**AIM OF THE EXERCISE:** Transcribe the records that follow. Keep every word exactly, and drop the pictures.
§
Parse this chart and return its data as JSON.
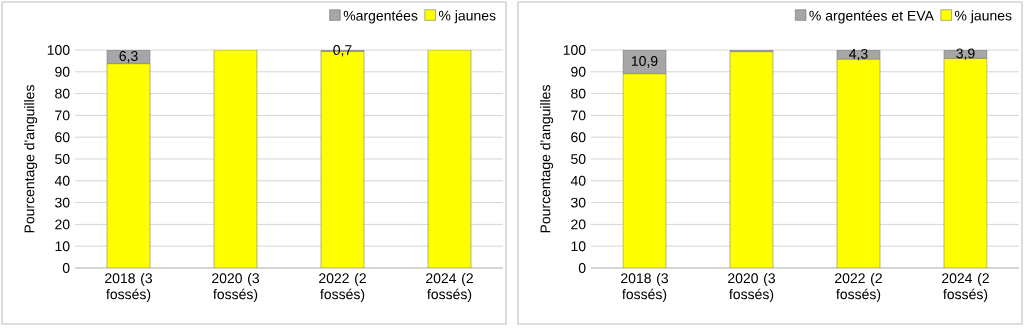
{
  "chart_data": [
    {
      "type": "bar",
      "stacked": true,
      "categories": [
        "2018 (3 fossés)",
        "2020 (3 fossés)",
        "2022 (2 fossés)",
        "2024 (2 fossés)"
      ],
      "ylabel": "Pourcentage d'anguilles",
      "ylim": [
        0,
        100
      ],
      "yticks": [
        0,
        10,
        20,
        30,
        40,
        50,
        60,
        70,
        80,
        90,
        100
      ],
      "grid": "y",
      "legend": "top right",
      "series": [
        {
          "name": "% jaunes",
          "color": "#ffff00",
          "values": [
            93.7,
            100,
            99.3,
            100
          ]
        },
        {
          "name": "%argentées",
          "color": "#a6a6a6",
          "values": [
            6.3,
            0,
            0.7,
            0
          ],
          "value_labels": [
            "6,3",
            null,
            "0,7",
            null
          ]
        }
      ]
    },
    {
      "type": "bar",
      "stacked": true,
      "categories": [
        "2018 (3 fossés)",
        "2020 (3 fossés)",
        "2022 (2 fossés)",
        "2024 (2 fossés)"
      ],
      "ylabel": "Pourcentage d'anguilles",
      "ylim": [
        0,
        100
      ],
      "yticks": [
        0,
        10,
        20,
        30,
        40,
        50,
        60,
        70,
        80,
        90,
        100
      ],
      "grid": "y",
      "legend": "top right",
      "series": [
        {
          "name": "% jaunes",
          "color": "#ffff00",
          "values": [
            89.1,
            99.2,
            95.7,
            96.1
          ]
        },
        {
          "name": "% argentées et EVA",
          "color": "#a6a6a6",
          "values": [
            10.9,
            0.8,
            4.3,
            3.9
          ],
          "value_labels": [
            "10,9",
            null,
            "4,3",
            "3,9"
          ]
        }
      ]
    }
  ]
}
§
**RESPONSE TO THE TASK:**
Parse this chart and return its data as JSON.
{
  "chart_data": [
    {
      "type": "bar",
      "stacked": true,
      "categories": [
        "2018 (3 fossés)",
        "2020 (3 fossés)",
        "2022 (2 fossés)",
        "2024 (2 fossés)"
      ],
      "ylabel": "Pourcentage d'anguilles",
      "ylim": [
        0,
        100
      ],
      "yticks": [
        0,
        10,
        20,
        30,
        40,
        50,
        60,
        70,
        80,
        90,
        100
      ],
      "grid": "y",
      "legend": "top right",
      "series": [
        {
          "name": "% jaunes",
          "color": "#ffff00",
          "values": [
            93.7,
            100,
            99.3,
            100
          ]
        },
        {
          "name": "%argentées",
          "color": "#a6a6a6",
          "values": [
            6.3,
            0,
            0.7,
            0
          ],
          "value_labels": [
            "6,3",
            null,
            "0,7",
            null
          ]
        }
      ]
    },
    {
      "type": "bar",
      "stacked": true,
      "categories": [
        "2018 (3 fossés)",
        "2020 (3 fossés)",
        "2022 (2 fossés)",
        "2024 (2 fossés)"
      ],
      "ylabel": "Pourcentage d'anguilles",
      "ylim": [
        0,
        100
      ],
      "yticks": [
        0,
        10,
        20,
        30,
        40,
        50,
        60,
        70,
        80,
        90,
        100
      ],
      "grid": "y",
      "legend": "top right",
      "series": [
        {
          "name": "% jaunes",
          "color": "#ffff00",
          "values": [
            89.1,
            99.2,
            95.7,
            96.1
          ]
        },
        {
          "name": "% argentées et EVA",
          "color": "#a6a6a6",
          "values": [
            10.9,
            0.8,
            4.3,
            3.9
          ],
          "value_labels": [
            "10,9",
            null,
            "4,3",
            "3,9"
          ]
        }
      ]
    }
  ]
}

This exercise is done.